Lay out every line of the entries below as a Markdown table with the columns Row and Line, numbering the rows and skipping blank lines. Leave the pictures out of the table.
··· Raw records
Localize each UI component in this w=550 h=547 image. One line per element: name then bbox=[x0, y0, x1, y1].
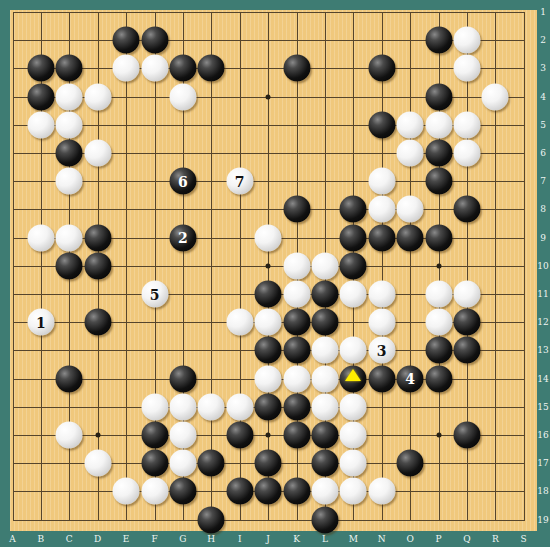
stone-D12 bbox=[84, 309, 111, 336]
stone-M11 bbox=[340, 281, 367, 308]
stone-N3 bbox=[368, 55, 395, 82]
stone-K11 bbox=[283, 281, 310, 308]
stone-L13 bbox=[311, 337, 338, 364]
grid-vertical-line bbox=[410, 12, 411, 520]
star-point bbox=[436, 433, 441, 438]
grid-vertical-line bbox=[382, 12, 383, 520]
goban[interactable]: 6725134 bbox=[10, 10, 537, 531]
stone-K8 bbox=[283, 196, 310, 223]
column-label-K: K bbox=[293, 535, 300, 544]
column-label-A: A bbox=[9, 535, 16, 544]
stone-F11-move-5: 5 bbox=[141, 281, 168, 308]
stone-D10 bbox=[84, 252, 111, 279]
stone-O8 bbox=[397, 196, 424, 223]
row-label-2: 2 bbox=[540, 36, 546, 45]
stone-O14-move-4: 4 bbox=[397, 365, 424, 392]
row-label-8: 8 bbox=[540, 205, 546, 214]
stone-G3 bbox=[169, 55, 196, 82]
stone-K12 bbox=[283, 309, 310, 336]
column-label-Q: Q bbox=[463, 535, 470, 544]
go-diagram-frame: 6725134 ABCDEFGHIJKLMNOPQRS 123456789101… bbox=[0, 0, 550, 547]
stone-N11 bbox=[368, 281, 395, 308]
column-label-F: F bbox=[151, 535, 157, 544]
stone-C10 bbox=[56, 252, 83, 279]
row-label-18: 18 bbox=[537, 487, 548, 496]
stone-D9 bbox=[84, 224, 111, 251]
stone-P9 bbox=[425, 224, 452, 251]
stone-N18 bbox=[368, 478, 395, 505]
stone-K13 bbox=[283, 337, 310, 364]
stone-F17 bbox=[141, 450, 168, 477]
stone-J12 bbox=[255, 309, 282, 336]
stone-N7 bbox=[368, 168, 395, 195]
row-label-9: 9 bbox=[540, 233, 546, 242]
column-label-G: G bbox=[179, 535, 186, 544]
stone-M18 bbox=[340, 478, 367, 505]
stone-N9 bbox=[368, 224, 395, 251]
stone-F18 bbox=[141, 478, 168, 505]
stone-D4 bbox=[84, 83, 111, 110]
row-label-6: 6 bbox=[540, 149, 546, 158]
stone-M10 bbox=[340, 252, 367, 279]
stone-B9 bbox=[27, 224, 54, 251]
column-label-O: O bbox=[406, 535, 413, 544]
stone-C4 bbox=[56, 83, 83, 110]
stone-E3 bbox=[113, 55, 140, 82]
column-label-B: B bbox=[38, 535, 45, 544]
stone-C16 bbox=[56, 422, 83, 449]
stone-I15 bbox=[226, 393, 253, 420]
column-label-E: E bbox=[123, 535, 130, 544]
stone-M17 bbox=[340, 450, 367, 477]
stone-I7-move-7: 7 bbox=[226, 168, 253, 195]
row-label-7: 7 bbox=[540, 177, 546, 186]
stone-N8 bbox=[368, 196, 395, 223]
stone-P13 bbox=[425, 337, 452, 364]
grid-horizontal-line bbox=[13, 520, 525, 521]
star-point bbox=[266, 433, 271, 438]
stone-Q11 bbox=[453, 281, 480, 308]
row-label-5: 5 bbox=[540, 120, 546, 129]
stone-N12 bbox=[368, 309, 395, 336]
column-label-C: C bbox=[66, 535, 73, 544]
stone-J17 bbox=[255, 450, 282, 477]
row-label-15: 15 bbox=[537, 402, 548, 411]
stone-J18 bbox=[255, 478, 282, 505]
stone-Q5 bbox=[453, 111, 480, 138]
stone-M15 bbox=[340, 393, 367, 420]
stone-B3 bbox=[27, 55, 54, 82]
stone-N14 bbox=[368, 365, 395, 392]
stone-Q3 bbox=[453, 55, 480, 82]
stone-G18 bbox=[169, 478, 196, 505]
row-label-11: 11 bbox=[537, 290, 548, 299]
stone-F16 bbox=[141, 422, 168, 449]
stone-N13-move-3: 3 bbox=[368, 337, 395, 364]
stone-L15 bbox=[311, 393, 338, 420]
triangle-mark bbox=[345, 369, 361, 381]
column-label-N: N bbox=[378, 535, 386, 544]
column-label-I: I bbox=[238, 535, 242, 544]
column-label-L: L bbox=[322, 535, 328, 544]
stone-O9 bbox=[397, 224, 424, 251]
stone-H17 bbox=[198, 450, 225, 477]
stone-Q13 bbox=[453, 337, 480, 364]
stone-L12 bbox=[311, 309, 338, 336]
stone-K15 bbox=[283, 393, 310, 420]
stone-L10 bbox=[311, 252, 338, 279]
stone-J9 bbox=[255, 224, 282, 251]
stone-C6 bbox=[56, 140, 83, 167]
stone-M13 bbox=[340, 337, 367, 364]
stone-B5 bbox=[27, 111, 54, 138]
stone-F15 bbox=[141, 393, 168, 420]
······
(Answer):
| Row | Line |
|---|---|
| 1 | Localize each UI component in this w=550 h=547 image. One line per element: name then bbox=[x0, y0, x1, y1]. |
| 2 | stone-D12 bbox=[84, 309, 111, 336] |
| 3 | stone-M11 bbox=[340, 281, 367, 308] |
| 4 | stone-N3 bbox=[368, 55, 395, 82] |
| 5 | stone-K11 bbox=[283, 281, 310, 308] |
| 6 | stone-L13 bbox=[311, 337, 338, 364] |
| 7 | grid-vertical-line bbox=[410, 12, 411, 520] |
| 8 | star-point bbox=[436, 433, 441, 438] |
| 9 | grid-vertical-line bbox=[382, 12, 383, 520] |
| 10 | goban[interactable]: 6725134 bbox=[10, 10, 537, 531] |
| 11 | stone-K8 bbox=[283, 196, 310, 223] |
| 12 | column-label-K: K bbox=[293, 535, 300, 544] |
| 13 | column-label-A: A bbox=[9, 535, 16, 544] |
| 14 | stone-F11-move-5: 5 bbox=[141, 281, 168, 308] |
| 15 | stone-D10 bbox=[84, 252, 111, 279] |
| 16 | stone-O8 bbox=[397, 196, 424, 223] |
| 17 | row-label-2: 2 bbox=[540, 36, 546, 45] |
| 18 | stone-O14-move-4: 4 bbox=[397, 365, 424, 392] |
| 19 | row-label-8: 8 bbox=[540, 205, 546, 214] |
| 20 | stone-G3 bbox=[169, 55, 196, 82] |
| 21 | stone-K12 bbox=[283, 309, 310, 336] |
| 22 | column-label-Q: Q bbox=[463, 535, 470, 544] |
| 23 | go-diagram-frame: 6725134 ABCDEFGHIJKLMNOPQRS 123456789101… bbox=[0, 0, 550, 547] |
| 24 | stone-N11 bbox=[368, 281, 395, 308] |
| 25 | column-label-F: F bbox=[151, 535, 157, 544] |
| 26 | stone-C10 bbox=[56, 252, 83, 279] |
| 27 | row-label-18: 18 bbox=[537, 487, 548, 496] |
| 28 | stone-D9 bbox=[84, 224, 111, 251] |
| 29 | stone-P9 bbox=[425, 224, 452, 251] |
| 30 | stone-N18 bbox=[368, 478, 395, 505] |
| 31 | stone-K13 bbox=[283, 337, 310, 364] |
| 32 | stone-F17 bbox=[141, 450, 168, 477] |
| 33 | stone-J12 bbox=[255, 309, 282, 336] |
| 34 | stone-N7 bbox=[368, 168, 395, 195] |
| 35 | row-label-9: 9 bbox=[540, 233, 546, 242] |
| 36 | column-label-G: G bbox=[179, 535, 186, 544] |
| 37 | stone-M18 bbox=[340, 478, 367, 505] |
| 38 | stone-N9 bbox=[368, 224, 395, 251] |
| 39 | stone-F18 bbox=[141, 478, 168, 505] |
| 40 | stone-D4 bbox=[84, 83, 111, 110] |
| 41 | row-label-6: 6 bbox=[540, 149, 546, 158] |
| 42 | stone-M10 bbox=[340, 252, 367, 279] |
| 43 | stone-B9 bbox=[27, 224, 54, 251] |
| 44 | column-label-O: O bbox=[406, 535, 413, 544] |
| 45 | stone-C4 bbox=[56, 83, 83, 110] |
| 46 | stone-E3 bbox=[113, 55, 140, 82] |
| 47 | column-label-B: B bbox=[38, 535, 45, 544] |
| 48 | stone-C16 bbox=[56, 422, 83, 449] |
| 49 | stone-I15 bbox=[226, 393, 253, 420] |
| 50 | column-label-E: E bbox=[123, 535, 130, 544] |
| 51 | stone-M17 bbox=[340, 450, 367, 477] |
| 52 | stone-I7-move-7: 7 bbox=[226, 168, 253, 195] |
| 53 | row-label-7: 7 bbox=[540, 177, 546, 186] |
| 54 | stone-N8 bbox=[368, 196, 395, 223] |
| 55 | stone-P13 bbox=[425, 337, 452, 364] |
| 56 | grid-horizontal-line bbox=[13, 520, 525, 521] |
| 57 | star-point bbox=[266, 433, 271, 438] |
| 58 | stone-Q11 bbox=[453, 281, 480, 308] |
| 59 | row-label-5: 5 bbox=[540, 120, 546, 129] |
| 60 | stone-N12 bbox=[368, 309, 395, 336] |
| 61 | column-label-C: C bbox=[66, 535, 73, 544] |
| 62 | stone-J17 bbox=[255, 450, 282, 477] |
| 63 | row-label-15: 15 bbox=[537, 402, 548, 411] |
| 64 | stone-J18 bbox=[255, 478, 282, 505] |
| 65 | stone-Q5 bbox=[453, 111, 480, 138] |
| 66 | stone-M15 bbox=[340, 393, 367, 420] |
| 67 | stone-B3 bbox=[27, 55, 54, 82] |
| 68 | stone-N14 bbox=[368, 365, 395, 392] |
| 69 | stone-Q3 bbox=[453, 55, 480, 82] |
| 70 | stone-G18 bbox=[169, 478, 196, 505] |
| 71 | row-label-11: 11 bbox=[537, 290, 548, 299] |
| 72 | stone-F16 bbox=[141, 422, 168, 449] |
| 73 | stone-N13-move-3: 3 bbox=[368, 337, 395, 364] |
| 74 | stone-L15 bbox=[311, 393, 338, 420] |
| 75 | triangle-mark bbox=[345, 369, 361, 381] |
| 76 | column-label-N: N bbox=[378, 535, 386, 544] |
| 77 | column-label-I: I bbox=[238, 535, 242, 544] |
| 78 | column-label-L: L bbox=[322, 535, 328, 544] |
| 79 | stone-O9 bbox=[397, 224, 424, 251] |
| 80 | stone-H17 bbox=[198, 450, 225, 477] |
| 81 | stone-Q13 bbox=[453, 337, 480, 364] |
| 82 | stone-L12 bbox=[311, 309, 338, 336] |
| 83 | stone-K15 bbox=[283, 393, 310, 420] |
| 84 | stone-L10 bbox=[311, 252, 338, 279] |
| 85 | stone-J9 bbox=[255, 224, 282, 251] |
| 86 | stone-C6 bbox=[56, 140, 83, 167] |
| 87 | stone-M13 bbox=[340, 337, 367, 364] |
| 88 | stone-B5 bbox=[27, 111, 54, 138] |
| 89 | stone-F15 bbox=[141, 393, 168, 420] |